**Dataset**
------------

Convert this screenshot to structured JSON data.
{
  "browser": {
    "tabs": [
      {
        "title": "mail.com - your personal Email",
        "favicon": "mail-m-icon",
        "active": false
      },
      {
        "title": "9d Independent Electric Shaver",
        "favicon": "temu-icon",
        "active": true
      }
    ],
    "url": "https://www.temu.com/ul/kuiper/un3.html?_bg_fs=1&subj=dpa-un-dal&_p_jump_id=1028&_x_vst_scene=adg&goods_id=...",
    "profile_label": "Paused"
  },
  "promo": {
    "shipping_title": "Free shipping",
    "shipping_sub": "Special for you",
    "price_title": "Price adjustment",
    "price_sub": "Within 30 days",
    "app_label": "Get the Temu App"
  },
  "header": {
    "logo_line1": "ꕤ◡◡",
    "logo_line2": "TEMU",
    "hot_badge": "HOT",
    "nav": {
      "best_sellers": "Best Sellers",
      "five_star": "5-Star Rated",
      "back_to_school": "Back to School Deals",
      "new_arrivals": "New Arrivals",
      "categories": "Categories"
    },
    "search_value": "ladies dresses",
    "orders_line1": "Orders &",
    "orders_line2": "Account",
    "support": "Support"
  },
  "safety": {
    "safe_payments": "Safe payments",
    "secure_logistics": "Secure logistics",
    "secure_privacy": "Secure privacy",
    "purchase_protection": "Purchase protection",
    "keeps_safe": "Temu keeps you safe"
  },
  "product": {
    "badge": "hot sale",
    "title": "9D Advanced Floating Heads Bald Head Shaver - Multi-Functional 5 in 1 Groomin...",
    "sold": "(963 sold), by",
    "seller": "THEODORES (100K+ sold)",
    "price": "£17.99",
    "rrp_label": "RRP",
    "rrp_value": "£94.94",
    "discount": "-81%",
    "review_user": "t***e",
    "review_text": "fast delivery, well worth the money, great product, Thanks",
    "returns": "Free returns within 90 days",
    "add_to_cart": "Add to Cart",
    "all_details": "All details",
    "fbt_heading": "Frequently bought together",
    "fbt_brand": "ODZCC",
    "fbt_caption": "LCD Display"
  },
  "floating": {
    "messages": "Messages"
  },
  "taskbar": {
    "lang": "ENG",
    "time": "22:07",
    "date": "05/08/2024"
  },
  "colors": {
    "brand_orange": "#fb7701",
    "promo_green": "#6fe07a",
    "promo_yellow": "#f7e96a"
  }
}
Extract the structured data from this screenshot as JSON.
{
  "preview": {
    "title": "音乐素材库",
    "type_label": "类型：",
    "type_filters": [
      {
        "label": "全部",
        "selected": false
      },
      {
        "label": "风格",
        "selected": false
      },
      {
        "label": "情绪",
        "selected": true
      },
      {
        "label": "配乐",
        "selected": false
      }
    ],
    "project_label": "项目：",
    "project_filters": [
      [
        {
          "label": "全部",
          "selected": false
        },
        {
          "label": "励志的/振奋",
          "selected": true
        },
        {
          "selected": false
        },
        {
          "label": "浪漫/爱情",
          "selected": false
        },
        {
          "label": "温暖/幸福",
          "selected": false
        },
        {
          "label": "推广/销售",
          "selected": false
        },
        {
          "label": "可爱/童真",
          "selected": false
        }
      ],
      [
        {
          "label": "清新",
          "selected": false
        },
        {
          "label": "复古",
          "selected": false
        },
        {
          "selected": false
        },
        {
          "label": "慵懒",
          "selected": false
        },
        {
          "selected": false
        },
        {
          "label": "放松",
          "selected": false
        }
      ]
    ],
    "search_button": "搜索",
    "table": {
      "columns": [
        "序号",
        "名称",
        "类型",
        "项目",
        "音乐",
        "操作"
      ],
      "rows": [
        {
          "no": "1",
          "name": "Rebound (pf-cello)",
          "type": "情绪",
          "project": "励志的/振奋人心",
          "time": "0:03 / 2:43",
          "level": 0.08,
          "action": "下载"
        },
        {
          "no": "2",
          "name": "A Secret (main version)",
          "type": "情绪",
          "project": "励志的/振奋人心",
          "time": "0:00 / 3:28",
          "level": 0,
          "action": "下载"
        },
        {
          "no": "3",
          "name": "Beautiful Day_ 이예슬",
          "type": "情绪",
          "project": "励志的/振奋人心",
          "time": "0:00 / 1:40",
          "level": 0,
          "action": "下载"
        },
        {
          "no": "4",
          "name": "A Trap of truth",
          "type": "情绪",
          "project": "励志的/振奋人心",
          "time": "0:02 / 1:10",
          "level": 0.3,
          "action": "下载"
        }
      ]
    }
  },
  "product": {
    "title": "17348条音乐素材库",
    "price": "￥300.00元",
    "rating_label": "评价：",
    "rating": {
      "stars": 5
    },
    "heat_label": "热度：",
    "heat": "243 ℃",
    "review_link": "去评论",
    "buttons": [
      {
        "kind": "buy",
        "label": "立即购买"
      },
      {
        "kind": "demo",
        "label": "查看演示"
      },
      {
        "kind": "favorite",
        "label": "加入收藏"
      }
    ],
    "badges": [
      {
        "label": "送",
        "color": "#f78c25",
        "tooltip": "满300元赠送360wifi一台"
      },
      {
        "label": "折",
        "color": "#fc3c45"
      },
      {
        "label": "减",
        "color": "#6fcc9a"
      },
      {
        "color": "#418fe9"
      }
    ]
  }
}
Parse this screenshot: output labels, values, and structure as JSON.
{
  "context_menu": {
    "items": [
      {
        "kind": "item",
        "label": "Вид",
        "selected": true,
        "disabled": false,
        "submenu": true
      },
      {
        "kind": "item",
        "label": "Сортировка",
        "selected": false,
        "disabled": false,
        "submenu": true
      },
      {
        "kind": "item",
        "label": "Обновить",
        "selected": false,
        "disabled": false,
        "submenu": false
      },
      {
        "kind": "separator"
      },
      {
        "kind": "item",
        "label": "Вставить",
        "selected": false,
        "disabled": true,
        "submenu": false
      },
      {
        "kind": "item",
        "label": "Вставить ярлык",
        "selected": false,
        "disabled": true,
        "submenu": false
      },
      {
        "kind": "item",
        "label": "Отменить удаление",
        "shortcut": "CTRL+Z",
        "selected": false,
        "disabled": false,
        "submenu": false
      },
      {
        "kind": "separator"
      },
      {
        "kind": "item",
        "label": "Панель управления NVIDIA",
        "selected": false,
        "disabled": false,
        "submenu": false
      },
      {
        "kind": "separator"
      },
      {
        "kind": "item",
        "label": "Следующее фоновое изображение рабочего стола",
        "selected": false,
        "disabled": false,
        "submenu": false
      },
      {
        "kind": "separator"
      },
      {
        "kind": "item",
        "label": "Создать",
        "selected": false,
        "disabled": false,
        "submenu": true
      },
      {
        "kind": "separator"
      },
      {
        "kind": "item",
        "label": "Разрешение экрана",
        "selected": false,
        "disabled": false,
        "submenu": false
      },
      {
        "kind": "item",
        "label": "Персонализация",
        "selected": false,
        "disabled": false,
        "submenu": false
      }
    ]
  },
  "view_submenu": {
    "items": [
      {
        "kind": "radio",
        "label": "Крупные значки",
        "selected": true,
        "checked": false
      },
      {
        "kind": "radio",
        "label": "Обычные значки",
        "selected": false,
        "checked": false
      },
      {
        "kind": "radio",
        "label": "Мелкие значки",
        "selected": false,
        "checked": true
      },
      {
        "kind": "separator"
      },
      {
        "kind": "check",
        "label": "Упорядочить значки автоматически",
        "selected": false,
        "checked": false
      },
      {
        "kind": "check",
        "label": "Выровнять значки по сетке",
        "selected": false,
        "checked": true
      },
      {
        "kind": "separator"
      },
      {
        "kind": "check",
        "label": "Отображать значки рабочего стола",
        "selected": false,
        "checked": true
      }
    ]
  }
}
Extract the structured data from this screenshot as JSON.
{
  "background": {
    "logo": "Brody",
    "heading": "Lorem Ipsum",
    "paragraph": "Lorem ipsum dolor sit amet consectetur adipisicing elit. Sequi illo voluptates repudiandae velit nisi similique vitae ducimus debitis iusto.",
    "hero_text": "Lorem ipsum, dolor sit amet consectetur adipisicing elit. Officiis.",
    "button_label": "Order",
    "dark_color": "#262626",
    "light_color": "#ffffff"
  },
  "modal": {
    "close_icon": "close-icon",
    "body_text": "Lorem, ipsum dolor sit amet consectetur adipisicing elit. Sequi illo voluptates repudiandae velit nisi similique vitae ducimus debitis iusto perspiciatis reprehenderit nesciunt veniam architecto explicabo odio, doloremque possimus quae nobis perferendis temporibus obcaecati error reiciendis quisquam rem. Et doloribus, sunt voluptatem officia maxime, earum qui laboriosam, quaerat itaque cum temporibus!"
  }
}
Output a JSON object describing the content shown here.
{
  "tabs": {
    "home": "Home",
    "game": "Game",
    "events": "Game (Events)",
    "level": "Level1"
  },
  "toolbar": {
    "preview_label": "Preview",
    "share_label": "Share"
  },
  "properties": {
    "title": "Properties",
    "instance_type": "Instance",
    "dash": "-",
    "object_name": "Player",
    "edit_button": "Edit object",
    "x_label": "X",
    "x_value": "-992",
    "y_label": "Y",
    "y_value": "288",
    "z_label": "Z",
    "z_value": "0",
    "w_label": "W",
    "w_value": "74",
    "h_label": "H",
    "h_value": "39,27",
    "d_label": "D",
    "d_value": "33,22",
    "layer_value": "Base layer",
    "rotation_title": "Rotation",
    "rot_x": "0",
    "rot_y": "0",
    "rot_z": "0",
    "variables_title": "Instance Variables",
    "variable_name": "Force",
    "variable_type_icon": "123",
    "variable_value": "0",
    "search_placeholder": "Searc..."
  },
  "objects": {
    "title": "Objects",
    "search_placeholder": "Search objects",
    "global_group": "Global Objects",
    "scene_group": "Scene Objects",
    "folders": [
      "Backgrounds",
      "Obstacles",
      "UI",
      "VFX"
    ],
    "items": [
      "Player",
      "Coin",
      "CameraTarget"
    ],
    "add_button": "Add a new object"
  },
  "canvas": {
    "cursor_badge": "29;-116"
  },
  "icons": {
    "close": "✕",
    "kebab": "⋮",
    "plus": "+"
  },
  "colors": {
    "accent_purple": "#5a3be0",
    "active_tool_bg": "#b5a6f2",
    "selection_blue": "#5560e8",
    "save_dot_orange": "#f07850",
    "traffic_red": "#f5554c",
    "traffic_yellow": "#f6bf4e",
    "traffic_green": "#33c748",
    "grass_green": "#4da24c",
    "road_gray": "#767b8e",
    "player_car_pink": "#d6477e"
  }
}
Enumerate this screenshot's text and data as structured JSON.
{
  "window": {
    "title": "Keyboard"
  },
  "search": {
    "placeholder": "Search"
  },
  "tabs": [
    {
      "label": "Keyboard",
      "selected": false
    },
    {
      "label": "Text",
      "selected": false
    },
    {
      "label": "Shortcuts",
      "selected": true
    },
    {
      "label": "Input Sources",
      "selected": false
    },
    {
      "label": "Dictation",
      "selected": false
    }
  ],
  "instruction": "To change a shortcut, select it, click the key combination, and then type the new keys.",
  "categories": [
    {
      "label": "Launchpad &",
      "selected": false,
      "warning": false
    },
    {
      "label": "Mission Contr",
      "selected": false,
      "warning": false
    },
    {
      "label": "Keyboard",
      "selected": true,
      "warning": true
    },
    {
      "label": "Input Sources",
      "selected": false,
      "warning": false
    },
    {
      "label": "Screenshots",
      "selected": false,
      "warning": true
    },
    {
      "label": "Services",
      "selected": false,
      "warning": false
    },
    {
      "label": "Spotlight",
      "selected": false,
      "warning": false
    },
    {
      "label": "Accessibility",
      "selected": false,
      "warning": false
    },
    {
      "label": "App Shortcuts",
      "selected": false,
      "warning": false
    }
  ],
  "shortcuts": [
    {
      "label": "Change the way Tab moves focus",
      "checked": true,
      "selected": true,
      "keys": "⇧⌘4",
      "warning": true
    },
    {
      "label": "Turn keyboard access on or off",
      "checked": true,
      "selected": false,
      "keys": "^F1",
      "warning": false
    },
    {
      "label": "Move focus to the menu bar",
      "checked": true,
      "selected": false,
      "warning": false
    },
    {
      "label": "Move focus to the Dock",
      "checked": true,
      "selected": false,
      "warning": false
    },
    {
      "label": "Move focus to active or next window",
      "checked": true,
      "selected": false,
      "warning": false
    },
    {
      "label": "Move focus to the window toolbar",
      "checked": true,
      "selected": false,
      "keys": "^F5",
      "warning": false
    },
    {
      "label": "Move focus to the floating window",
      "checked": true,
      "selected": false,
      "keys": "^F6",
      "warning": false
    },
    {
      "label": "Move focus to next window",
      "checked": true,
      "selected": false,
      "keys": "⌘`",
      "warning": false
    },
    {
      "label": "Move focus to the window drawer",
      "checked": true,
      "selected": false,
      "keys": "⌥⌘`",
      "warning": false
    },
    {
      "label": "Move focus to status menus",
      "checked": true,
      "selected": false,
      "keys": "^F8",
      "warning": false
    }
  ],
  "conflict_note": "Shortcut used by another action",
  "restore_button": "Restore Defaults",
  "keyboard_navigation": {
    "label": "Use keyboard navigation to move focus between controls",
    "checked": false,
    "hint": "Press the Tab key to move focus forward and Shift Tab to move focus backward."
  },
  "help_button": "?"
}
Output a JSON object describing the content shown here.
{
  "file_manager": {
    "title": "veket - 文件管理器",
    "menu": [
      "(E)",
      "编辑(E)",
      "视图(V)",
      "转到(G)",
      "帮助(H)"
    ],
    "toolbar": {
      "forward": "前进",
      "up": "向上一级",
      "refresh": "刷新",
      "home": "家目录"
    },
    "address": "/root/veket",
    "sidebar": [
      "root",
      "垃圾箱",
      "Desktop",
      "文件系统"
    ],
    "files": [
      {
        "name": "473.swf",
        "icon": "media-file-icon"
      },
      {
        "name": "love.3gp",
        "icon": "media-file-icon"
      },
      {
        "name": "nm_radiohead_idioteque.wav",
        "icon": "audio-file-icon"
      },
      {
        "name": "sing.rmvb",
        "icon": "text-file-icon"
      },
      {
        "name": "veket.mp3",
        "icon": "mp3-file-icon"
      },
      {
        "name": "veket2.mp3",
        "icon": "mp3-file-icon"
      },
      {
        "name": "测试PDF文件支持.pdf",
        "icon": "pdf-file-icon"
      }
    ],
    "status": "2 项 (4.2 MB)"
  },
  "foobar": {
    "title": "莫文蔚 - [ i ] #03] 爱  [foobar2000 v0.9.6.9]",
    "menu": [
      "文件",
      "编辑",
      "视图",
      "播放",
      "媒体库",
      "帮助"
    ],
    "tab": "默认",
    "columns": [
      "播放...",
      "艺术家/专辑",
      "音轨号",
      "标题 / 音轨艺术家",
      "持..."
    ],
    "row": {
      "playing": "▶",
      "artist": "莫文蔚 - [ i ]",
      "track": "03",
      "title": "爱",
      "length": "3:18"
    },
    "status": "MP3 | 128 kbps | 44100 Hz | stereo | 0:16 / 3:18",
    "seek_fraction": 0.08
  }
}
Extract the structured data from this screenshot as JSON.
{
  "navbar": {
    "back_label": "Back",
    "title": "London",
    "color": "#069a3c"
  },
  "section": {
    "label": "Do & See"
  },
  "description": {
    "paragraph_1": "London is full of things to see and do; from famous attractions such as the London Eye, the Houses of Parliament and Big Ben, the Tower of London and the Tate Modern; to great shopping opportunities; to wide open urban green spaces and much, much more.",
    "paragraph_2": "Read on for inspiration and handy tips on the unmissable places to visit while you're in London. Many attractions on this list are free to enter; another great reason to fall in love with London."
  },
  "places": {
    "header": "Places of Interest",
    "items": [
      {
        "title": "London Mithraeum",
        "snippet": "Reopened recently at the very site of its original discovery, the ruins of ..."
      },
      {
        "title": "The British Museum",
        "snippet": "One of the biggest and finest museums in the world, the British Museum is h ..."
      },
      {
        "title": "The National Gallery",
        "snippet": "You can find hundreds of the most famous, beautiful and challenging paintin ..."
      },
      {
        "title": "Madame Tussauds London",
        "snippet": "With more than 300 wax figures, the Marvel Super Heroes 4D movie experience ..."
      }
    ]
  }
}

------------

**What this task involves**
Search the data for "famous". Copy every line that has it.

**Completed exercise**
    "paragraph_1": "London is full of things to see and do; from famous attractions such as the London Eye, the Houses of Parliament and Big Ben, the Tower of London and the Tate Modern; to great shopping opportunities; to wide open urban green spaces and much, much more.",
        "snippet": "You can find hundreds of the most famous, beautiful and challenging paintin ..."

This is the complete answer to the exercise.